— What you are asked to do —
Report the number of lines that hold the string "hammer". Leave out any other text.

-- Begin Extracted material --

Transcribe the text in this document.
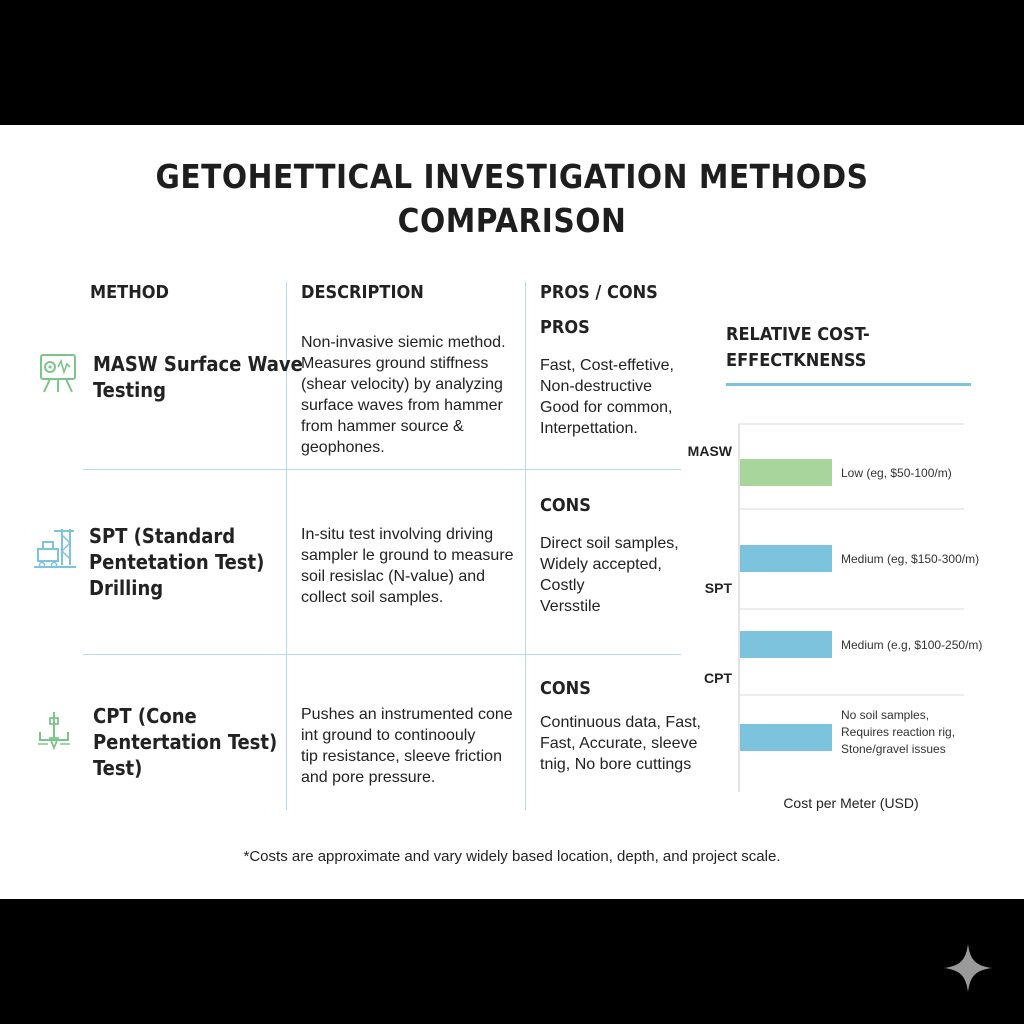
GETOHETTICAL INVESTIGATION METHODS
COMPARISON
METHOD	DESCRIPTION	PROS / CONS
MASW Surface Wave
Testing
Non-invasive siemic method.
Measures ground stiffness
(shear velocity) by analyzing
surface waves from hammer
from hammer source &
geophones.
PROS
Fast, Cost-effetive,
Non-destructive
Good for common,
Interpettation.
SPT (Standard
Pentetation Test)
Drilling
In-situ test involving driving
sampler le ground to measure
soil resislac (N-value) and
collect soil samples.
CONS
Direct soil samples,
Widely accepted,
Costly
Versstile
CPT (Cone
Pentertation Test)
Test)
Pushes an instrumented cone
int ground to continoouly
tip resistance, sleeve friction
and pore pressure.
CONS
Continuous data, Fast,
Fast, Accurate, sleeve
tnig, No bore cuttings
RELATIVE COST-
EFFECTKNENSS
Low (eg, $50-100/m)
Medium (eg, $150-300/m)
Medium (e.g, $100-250/m)
No soil samples,
Requires reaction rig,
Stone/gravel issues
MASW
SPT
CPT
Cost per Meter (USD)
*Costs are approximate and vary widely based location, depth, and project scale.
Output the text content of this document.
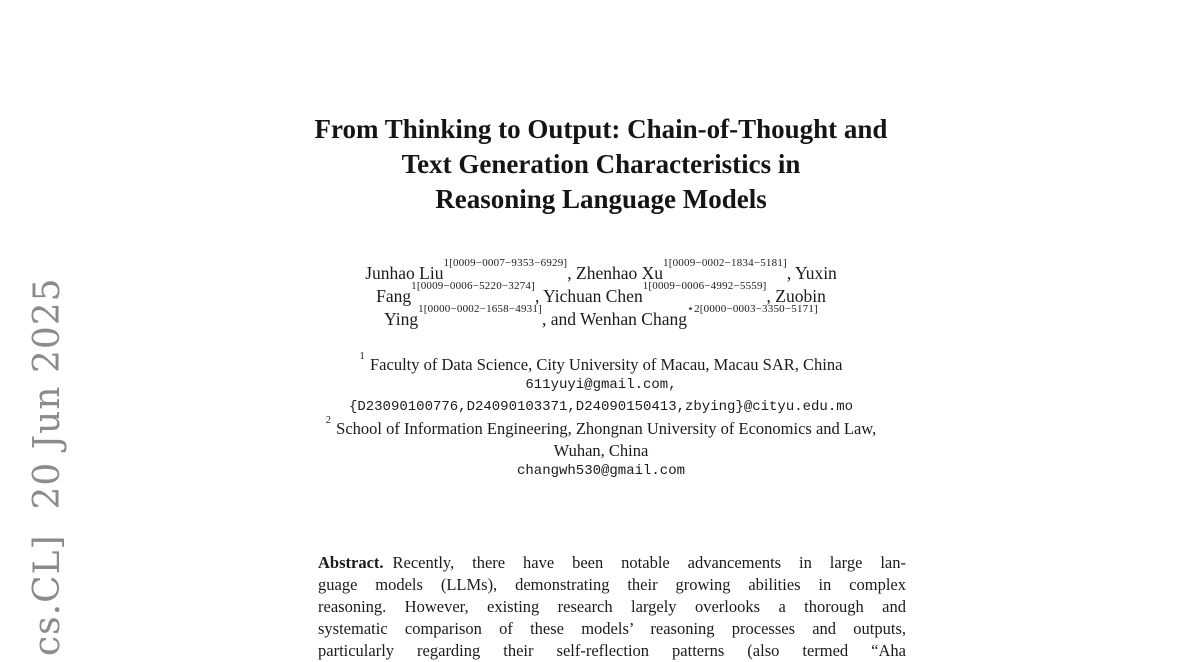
cs.CL]  20 Jun 2025
From Thinking to Output: Chain-of-Thought and
Text Generation Characteristics in
Reasoning Language Models
Junhao Liu$^{1[0009-0007-9353-6929]}$, Zhenhao $Xu^{1[0009-0002-1834-5181]}$, Yuxin
Fang$^{1[0009-0006-5220-3274]}$, Yichuan Chen$^{1[0009-0006-4992-5559]}$, Zuobin
Ying$^{1[0000-0002-1658-4931]}$, and Wenhan Chang$^{⋆2[0000-0003-3350-5171]}$
$^1$ Faculty of Data Science, City University of Macau, Macau SAR, China
611yuyi@gmail.com,
{D23090100776,D24090103371,D24090150413,zbying}@cityu.edu.mo
$^2$ School of Information Engineering, Zhongnan University of Economics and Law,
Wuhan, China
changwh530@gmail.com
Abstract. Recently, there have been notable advancements in large lan-
guage models (LLMs), demonstrating their growing abilities in complex
reasoning. However, existing research largely overlooks a thorough and
systematic comparison of these models’ reasoning processes and outputs,
particularly regarding their self-reflection patterns (also termed “Aha
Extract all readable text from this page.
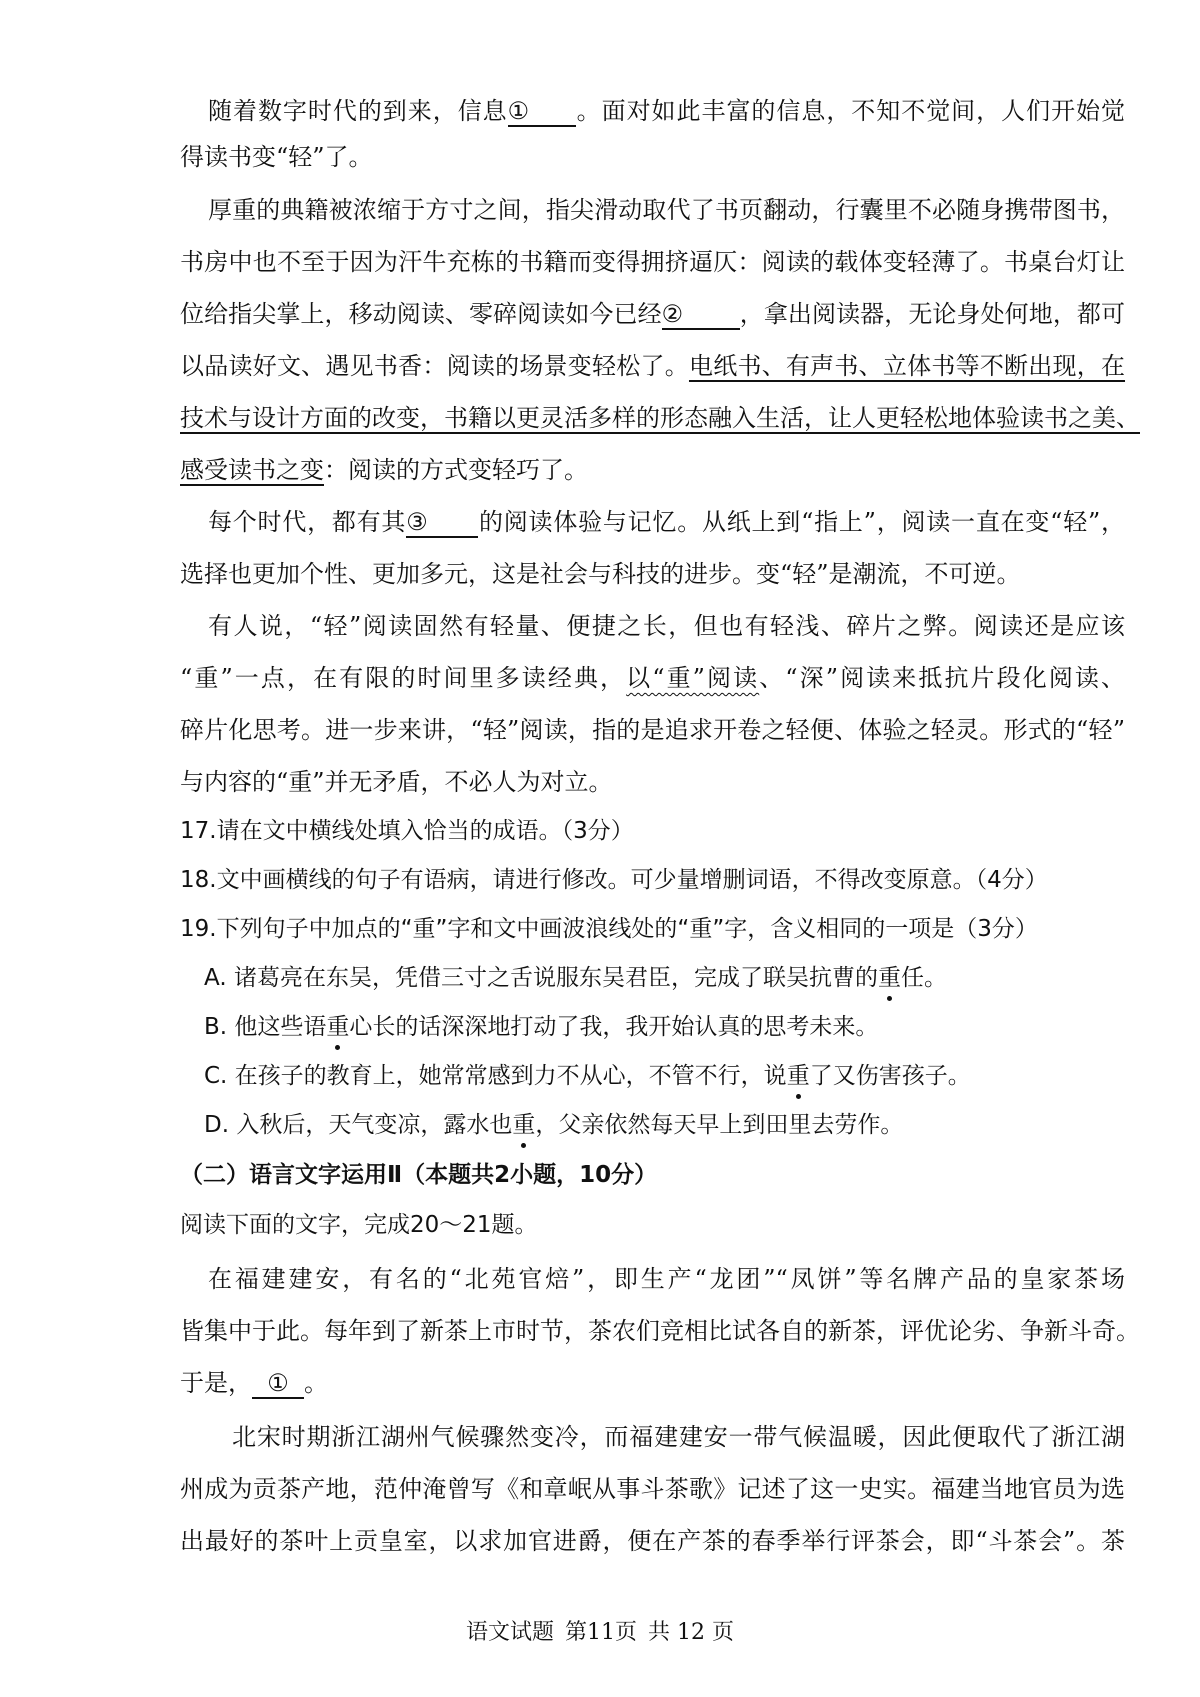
随着数字时代的到来，信息① 。面对如此丰富的信息，不知不觉间，人们开始觉
得读书变“轻”了。
厚重的典籍被浓缩于方寸之间，指尖滑动取代了书页翻动，行囊里不必随身携带图书，
书房中也不至于因为汗牛充栋的书籍而变得拥挤逼仄：阅读的载体变轻薄了。书桌台灯让
位给指尖掌上，移动阅读、零碎阅读如今已经② ，拿出阅读器，无论身处何地，都可
以品读好文、遇见书香：阅读的场景变轻松了。电纸书、有声书、立体书等不断出现，在
技术与设计方面的改变，书籍以更灵活多样的形态融入生活，让人更轻松地体验读书之美、
感受读书之变：阅读的方式变轻巧了。
每个时代，都有其③ 的阅读体验与记忆。从纸上到“指上”，阅读一直在变“轻”，
选择也更加个性、更加多元，这是社会与科技的进步。变“轻”是潮流，不可逆。
有人说，“轻”阅读固然有轻量、便捷之长，但也有轻浅、碎片之弊。阅读还是应该
“重”一点，在有限的时间里多读经典，以“重”阅读、“深”阅读来抵抗片段化阅读、
碎片化思考。进一步来讲，“轻”阅读，指的是追求开卷之轻便、体验之轻灵。形式的“轻”
与内容的“重”并无矛盾，不必人为对立。
17.请在文中横线处填入恰当的成语。（3分）
18.文中画横线的句子有语病，请进行修改。可少量增删词语，不得改变原意。（4分）
19.下列句子中加点的“重”字和文中画波浪线处的“重”字，含义相同的一项是（3分）
A. 诸葛亮在东吴，凭借三寸之舌说服东吴君臣，完成了联吴抗曹的重任。
B. 他这些语重心长的话深深地打动了我，我开始认真的思考未来。
C. 在孩子的教育上，她常常感到力不从心，不管不行，说重了又伤害孩子。
D. 入秋后，天气变凉，露水也重，父亲依然每天早上到田里去劳作。
（二）语言文字运用Ⅱ（本题共2小题，10分）
阅读下面的文字，完成20～21题。
在福建建安，有名的“北苑官焙”，即生产“龙团”“凤饼”等名牌产品的皇家茶场
皆集中于此。每年到了新茶上市时节，茶农们竞相比试各自的新茶，评优论劣、争新斗奇。
于是， ① 。
北宋时期浙江湖州气候骤然变冷，而福建建安一带气候温暖，因此便取代了浙江湖
州成为贡茶产地，范仲淹曾写《和章岷从事斗茶歌》记述了这一史实。福建当地官员为选
出最好的茶叶上贡皇室，以求加官进爵，便在产茶的春季举行评茶会，即“斗茶会”。茶
语文试题 第11页 共 12 页
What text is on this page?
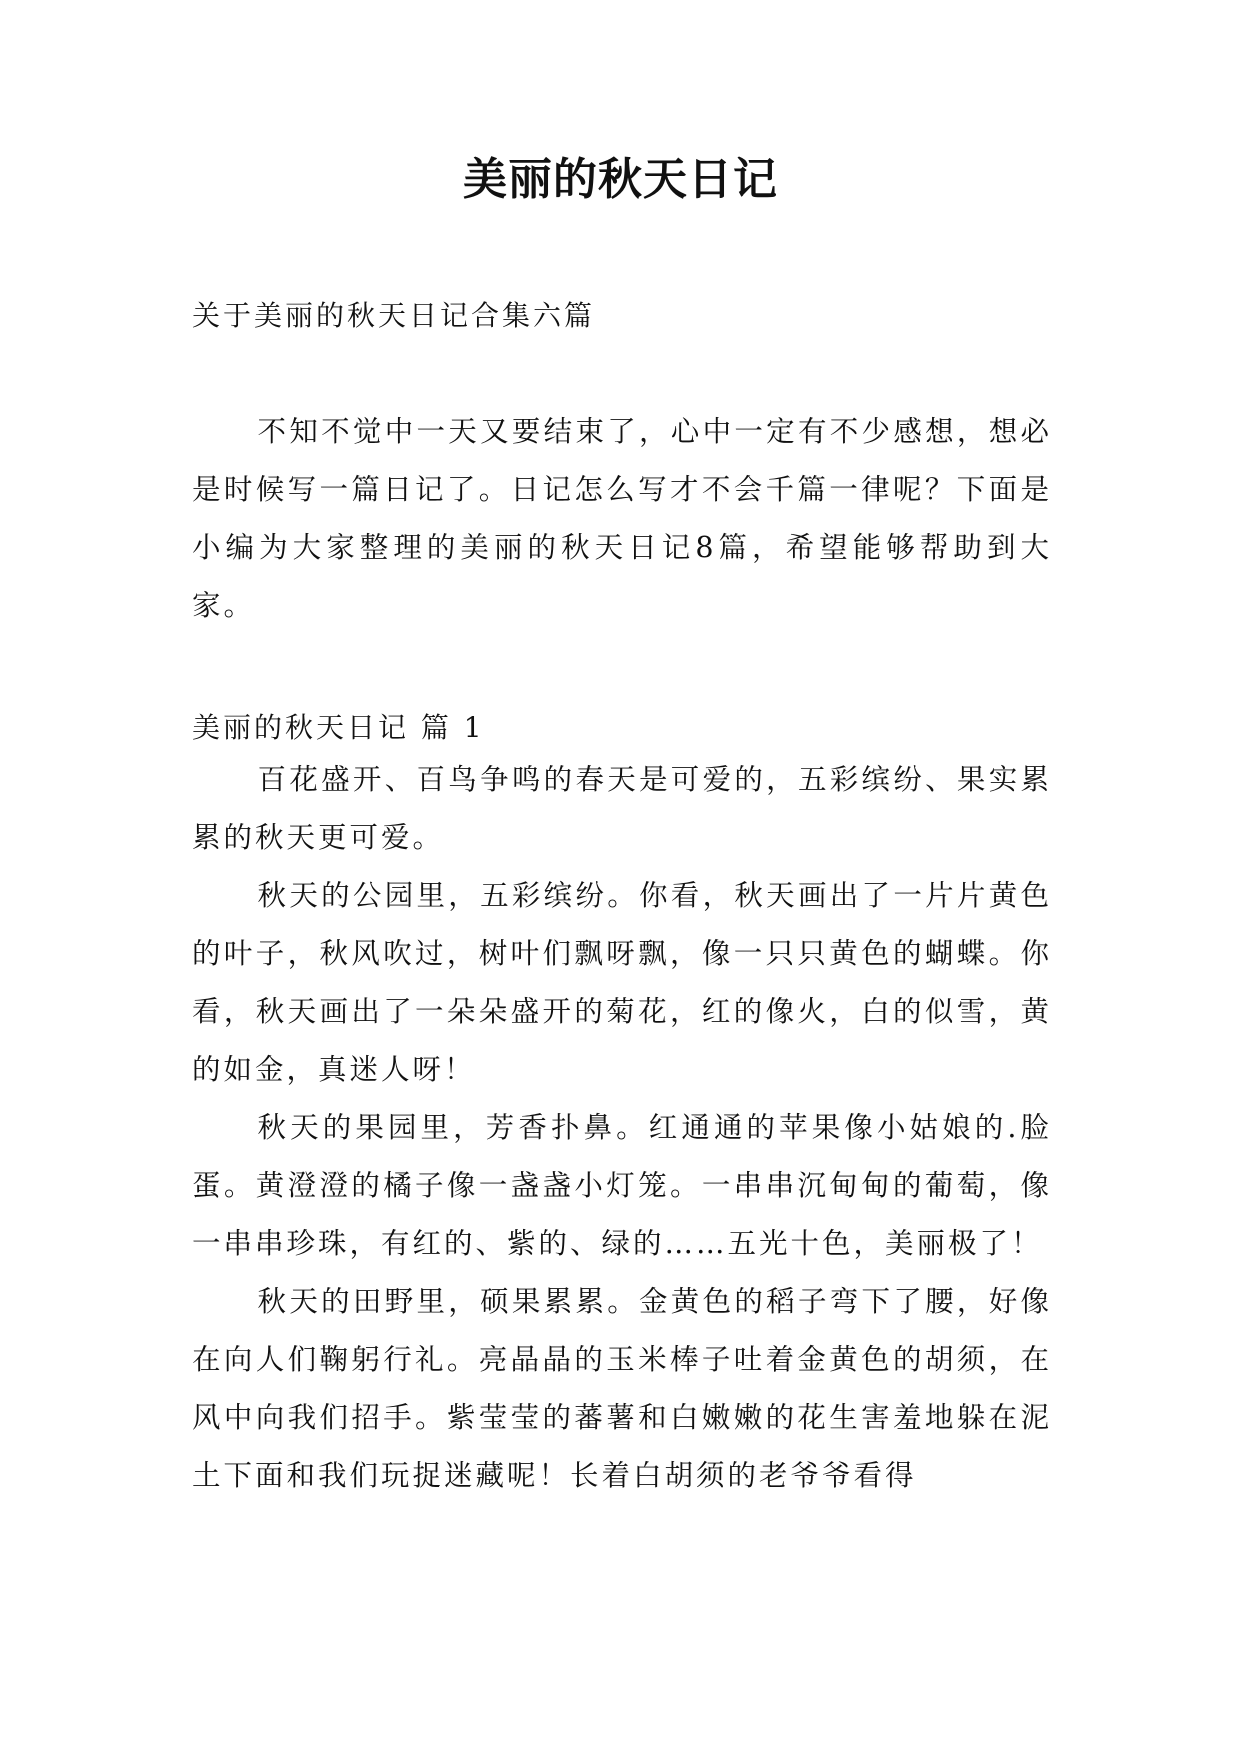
美丽的秋天日记
关于美丽的秋天日记合集六篇

不知不觉中一天又要结束了，心中一定有不少感想，想必是时候写一篇日记了。日记怎么写才不会千篇一律呢？下面是小编为大家整理的美丽的秋天日记8篇，希望能够帮助到大家。

美丽的秋天日记 篇 1

百花盛开、百鸟争鸣的春天是可爱的，五彩缤纷、果实累累的秋天更可爱。

秋天的公园里，五彩缤纷。你看，秋天画出了一片片黄色的叶子，秋风吹过，树叶们飘呀飘，像一只只黄色的蝴蝶。你看，秋天画出了一朵朵盛开的菊花，红的像火，白的似雪，黄的如金，真迷人呀！

秋天的果园里，芳香扑鼻。红通通的苹果像小姑娘的.脸蛋。黄澄澄的橘子像一盏盏小灯笼。一串串沉甸甸的葡萄，像一串串珍珠，有红的、紫的、绿的……五光十色，美丽极了！

秋天的田野里，硕果累累。金黄色的稻子弯下了腰，好像在向人们鞠躬行礼。亮晶晶的玉米棒子吐着金黄色的胡须，在风中向我们招手。紫莹莹的蕃薯和白嫩嫩的花生害羞地躲在泥土下面和我们玩捉迷藏呢！长着白胡须的老爷爷看得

-- End Extracted material --

— Result —
2